======== Data extract

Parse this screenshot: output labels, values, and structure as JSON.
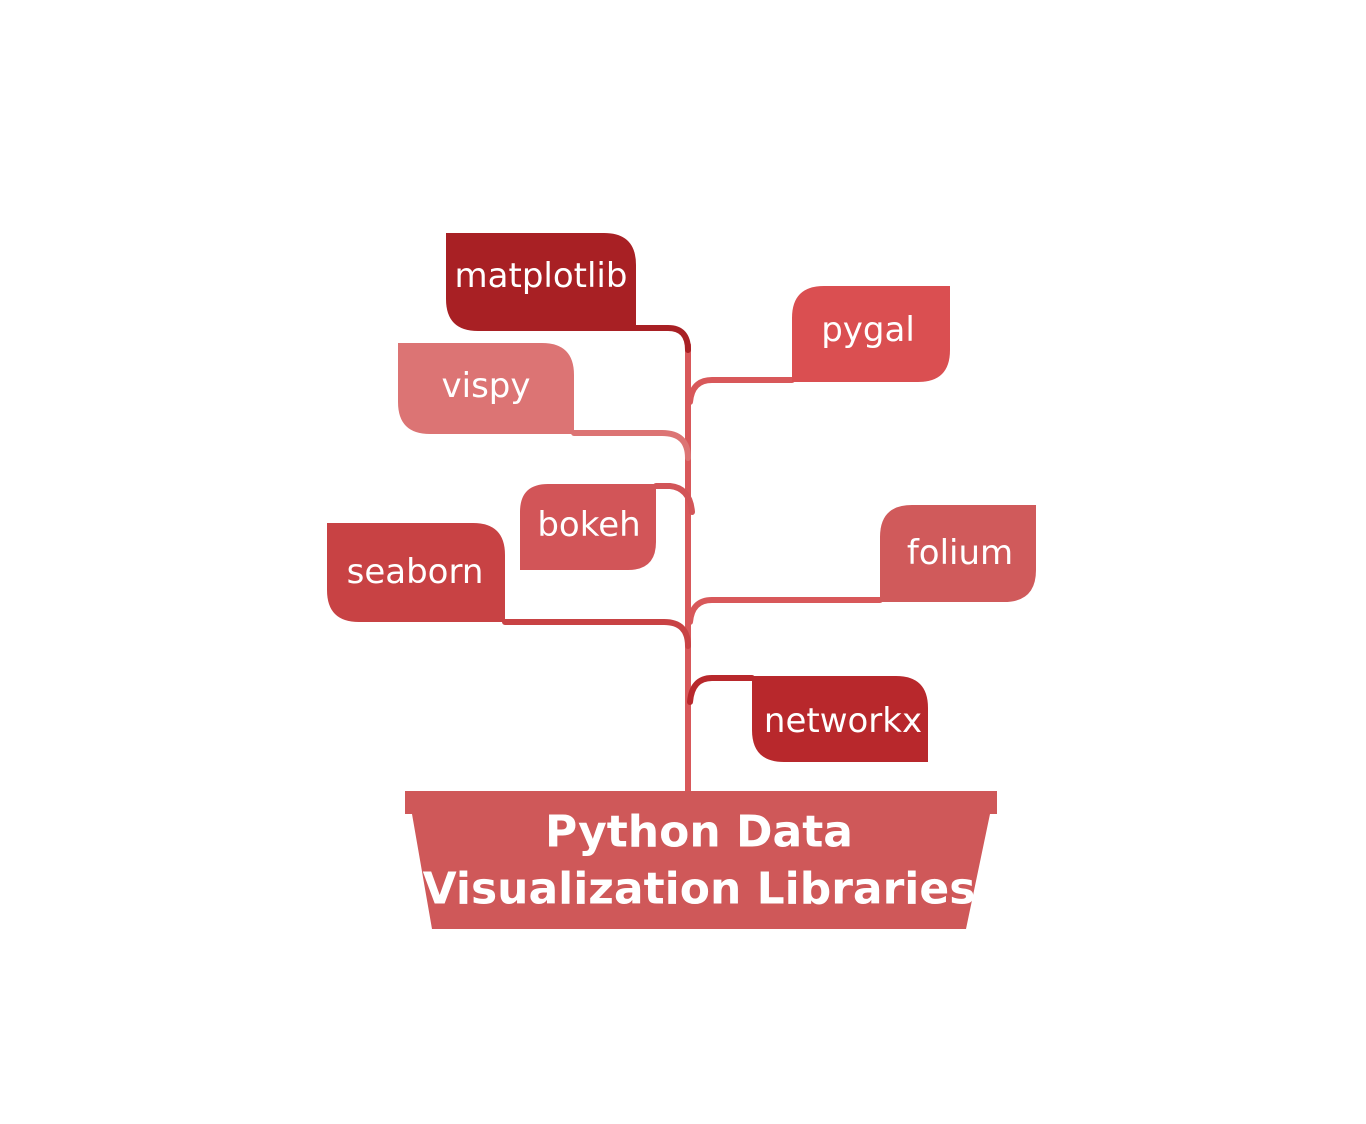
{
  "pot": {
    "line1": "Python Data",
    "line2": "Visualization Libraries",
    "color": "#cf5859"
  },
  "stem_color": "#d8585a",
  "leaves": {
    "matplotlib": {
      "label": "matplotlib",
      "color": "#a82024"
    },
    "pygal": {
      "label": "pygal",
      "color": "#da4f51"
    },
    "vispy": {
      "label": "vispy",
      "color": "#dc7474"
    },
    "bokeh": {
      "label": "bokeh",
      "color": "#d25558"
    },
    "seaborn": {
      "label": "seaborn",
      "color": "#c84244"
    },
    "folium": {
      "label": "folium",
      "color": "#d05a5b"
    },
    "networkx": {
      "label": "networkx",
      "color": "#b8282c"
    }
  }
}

================
======== Data extract

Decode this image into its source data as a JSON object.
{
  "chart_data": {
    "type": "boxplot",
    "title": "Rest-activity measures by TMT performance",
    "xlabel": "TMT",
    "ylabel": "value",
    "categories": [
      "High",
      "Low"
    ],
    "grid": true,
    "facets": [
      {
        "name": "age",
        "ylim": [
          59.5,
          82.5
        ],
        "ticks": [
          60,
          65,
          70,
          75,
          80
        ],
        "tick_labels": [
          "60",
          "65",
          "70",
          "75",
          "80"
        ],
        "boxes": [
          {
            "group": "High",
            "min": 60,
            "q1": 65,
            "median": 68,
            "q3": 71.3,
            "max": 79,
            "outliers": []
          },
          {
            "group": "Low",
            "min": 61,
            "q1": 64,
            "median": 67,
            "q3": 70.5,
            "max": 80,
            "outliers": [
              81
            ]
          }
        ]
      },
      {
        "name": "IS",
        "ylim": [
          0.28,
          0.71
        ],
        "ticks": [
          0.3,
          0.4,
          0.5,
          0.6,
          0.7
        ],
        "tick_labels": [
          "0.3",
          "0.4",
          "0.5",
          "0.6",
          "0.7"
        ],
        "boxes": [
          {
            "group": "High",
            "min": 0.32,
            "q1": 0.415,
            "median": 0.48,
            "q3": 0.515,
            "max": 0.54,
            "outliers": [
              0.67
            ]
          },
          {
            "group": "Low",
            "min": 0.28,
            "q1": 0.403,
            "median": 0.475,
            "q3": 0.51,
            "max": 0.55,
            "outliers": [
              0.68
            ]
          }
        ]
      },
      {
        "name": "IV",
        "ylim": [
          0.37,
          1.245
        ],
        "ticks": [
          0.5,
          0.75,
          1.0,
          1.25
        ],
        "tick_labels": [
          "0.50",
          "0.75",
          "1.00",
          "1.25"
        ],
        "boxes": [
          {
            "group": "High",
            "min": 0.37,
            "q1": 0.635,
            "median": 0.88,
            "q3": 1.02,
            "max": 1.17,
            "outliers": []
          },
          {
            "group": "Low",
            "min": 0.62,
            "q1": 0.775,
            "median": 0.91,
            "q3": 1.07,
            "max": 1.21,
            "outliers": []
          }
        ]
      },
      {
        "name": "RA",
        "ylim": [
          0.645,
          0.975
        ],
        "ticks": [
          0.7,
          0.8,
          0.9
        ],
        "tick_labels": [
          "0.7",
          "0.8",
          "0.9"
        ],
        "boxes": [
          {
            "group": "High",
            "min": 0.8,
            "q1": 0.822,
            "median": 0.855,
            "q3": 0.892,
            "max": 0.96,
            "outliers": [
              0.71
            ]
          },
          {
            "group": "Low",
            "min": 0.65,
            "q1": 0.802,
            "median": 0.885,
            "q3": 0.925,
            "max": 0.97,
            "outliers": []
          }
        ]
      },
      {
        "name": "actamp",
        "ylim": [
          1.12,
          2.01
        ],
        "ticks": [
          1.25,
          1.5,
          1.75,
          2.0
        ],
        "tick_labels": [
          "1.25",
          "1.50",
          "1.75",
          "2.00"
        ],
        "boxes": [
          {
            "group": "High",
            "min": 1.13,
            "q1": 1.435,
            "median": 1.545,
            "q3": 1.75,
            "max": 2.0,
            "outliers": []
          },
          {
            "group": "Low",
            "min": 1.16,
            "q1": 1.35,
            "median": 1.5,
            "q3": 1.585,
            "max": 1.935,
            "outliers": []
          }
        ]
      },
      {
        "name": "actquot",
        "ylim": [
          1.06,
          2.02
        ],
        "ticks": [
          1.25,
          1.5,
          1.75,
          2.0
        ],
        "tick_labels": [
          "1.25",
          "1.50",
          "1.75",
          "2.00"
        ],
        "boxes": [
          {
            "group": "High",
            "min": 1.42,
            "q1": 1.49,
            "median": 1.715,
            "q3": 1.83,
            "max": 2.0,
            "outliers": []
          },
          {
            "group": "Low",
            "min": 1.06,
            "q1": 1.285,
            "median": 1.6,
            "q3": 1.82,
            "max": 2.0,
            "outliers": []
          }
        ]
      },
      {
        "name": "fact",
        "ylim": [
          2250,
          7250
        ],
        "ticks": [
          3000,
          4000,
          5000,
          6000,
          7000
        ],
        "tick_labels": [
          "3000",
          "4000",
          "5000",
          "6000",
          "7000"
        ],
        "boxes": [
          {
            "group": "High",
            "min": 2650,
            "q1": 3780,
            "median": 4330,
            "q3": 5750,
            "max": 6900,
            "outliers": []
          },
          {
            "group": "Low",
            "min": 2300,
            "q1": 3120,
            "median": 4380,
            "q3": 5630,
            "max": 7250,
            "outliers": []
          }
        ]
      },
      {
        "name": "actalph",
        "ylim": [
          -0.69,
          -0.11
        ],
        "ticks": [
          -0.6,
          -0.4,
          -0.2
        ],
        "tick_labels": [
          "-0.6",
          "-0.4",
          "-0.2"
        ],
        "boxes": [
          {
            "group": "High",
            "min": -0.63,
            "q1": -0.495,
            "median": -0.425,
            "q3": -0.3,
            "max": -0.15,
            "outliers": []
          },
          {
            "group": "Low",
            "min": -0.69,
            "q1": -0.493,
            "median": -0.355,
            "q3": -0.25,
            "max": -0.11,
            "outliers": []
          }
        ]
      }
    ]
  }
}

================
======== Data extract

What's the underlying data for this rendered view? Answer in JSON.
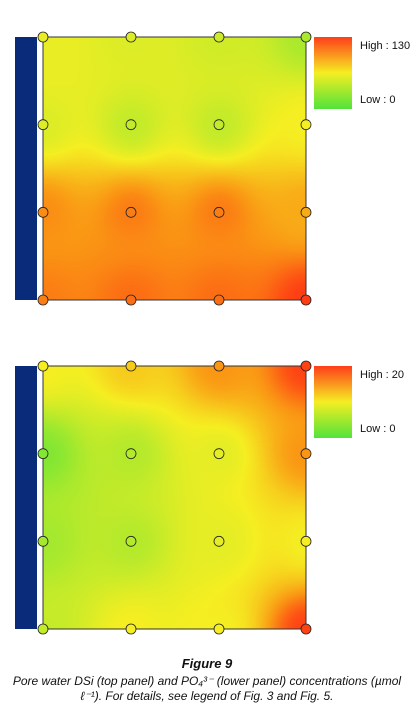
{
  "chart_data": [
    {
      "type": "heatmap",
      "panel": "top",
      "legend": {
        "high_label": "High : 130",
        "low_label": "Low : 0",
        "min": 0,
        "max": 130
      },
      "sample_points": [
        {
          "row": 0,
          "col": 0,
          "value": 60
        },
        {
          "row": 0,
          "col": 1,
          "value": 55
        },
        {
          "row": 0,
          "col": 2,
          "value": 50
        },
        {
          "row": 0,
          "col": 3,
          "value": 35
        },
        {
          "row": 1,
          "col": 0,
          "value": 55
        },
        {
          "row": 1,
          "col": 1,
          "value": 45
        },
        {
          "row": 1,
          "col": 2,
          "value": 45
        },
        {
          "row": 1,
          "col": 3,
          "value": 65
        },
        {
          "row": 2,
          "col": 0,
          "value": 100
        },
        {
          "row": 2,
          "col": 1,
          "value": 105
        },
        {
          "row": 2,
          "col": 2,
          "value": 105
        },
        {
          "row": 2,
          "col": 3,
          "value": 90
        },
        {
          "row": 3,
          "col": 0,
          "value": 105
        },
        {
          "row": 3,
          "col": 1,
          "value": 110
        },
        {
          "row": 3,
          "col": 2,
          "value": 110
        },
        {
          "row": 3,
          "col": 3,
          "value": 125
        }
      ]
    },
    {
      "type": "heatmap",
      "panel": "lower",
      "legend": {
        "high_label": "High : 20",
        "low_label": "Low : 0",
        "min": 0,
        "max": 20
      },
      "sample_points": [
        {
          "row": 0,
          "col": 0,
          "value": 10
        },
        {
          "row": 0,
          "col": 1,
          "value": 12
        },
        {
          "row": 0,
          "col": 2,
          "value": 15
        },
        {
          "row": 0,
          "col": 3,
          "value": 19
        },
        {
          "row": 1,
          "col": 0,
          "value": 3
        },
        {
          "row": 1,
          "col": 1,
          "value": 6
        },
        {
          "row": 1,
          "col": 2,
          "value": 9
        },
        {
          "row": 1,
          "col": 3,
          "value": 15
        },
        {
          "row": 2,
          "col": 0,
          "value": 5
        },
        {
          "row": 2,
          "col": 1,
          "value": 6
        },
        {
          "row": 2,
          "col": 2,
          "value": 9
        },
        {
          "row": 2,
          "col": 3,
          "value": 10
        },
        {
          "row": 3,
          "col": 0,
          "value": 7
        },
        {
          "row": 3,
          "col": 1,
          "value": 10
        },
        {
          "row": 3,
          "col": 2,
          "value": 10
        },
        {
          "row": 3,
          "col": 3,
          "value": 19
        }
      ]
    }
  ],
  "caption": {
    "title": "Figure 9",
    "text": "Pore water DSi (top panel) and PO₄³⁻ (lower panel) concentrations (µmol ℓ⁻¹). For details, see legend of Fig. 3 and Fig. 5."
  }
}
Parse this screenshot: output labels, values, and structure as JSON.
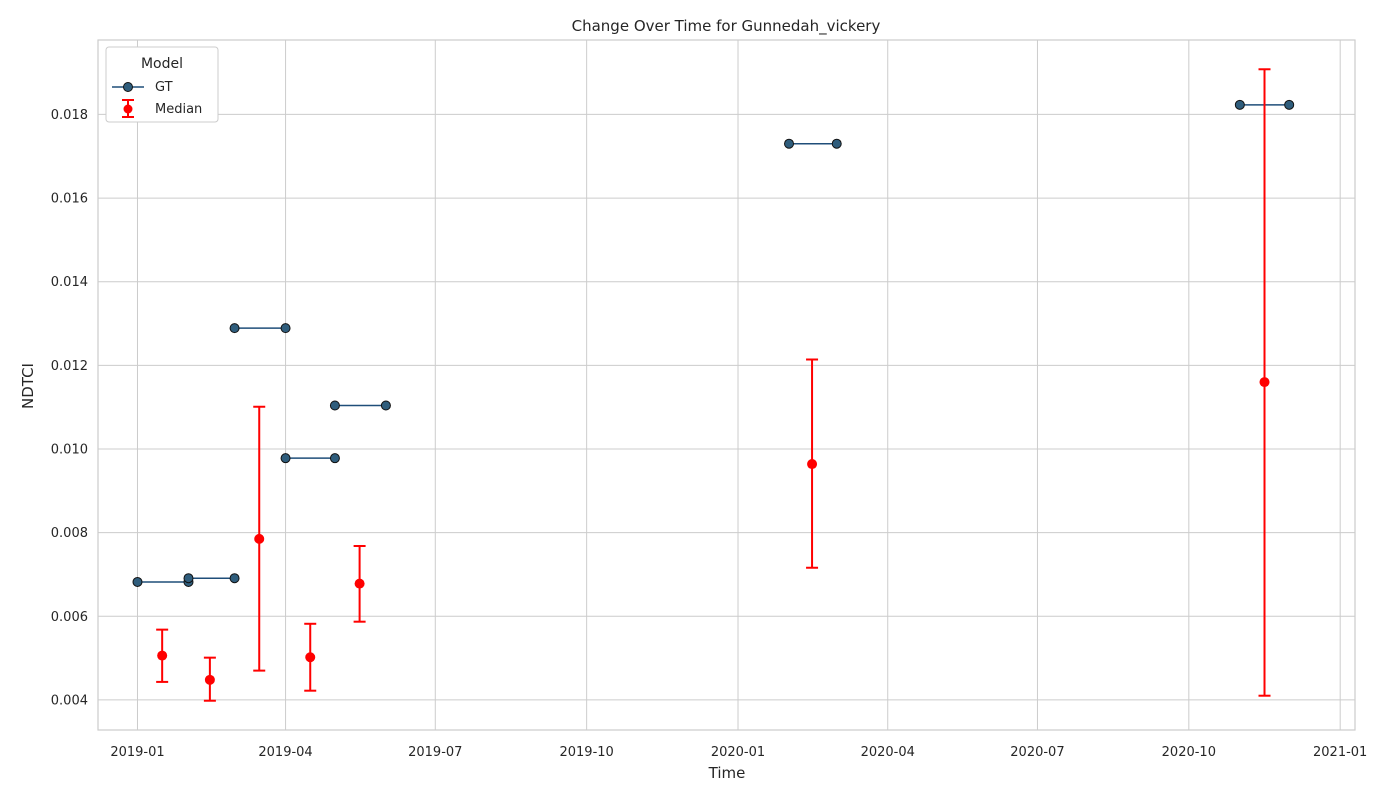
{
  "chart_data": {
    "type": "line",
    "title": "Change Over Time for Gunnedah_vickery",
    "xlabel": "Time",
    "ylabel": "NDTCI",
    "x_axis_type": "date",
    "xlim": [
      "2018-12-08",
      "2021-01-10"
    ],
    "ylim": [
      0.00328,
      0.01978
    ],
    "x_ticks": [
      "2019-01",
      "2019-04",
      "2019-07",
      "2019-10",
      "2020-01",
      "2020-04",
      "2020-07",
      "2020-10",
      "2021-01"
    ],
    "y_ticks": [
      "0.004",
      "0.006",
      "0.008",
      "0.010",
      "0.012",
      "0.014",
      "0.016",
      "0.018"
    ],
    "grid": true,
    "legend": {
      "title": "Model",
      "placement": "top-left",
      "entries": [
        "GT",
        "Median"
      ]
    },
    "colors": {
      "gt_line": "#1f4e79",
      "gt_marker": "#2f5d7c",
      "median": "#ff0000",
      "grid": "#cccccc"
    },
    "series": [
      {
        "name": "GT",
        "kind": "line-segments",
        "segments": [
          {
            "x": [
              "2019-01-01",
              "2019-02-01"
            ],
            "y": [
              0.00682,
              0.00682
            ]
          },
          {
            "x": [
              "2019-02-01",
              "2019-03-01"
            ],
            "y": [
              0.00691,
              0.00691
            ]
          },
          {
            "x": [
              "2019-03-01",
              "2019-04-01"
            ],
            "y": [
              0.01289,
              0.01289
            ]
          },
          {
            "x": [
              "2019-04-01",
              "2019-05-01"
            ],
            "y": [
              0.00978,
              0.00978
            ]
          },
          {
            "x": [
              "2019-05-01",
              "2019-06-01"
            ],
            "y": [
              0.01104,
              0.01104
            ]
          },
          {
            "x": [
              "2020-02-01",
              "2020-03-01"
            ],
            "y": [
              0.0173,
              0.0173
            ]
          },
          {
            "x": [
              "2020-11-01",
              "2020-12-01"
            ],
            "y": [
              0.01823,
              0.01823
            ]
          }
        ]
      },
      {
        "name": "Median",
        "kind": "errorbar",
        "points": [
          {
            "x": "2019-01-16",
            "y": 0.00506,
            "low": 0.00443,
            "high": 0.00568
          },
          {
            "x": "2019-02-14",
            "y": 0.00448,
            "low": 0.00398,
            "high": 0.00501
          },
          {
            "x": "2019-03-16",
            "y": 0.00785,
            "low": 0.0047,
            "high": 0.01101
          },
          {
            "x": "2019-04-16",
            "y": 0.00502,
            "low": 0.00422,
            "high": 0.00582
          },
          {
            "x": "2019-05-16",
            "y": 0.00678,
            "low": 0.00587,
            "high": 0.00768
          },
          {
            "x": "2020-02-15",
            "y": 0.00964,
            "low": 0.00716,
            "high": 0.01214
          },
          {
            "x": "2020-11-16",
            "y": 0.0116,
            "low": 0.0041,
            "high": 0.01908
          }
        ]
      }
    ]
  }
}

================

To be done: Scan the listing above. Collect all lines with the word "this".

Exercise response:
Parse this screenshot: output labels, values, and structure as JSON.
Decode this image into its source data as a JSON object.
What's the underlying data for this rendered view? Answer in JSON.
Parse this screenshot: output labels, values, and structure as JSON.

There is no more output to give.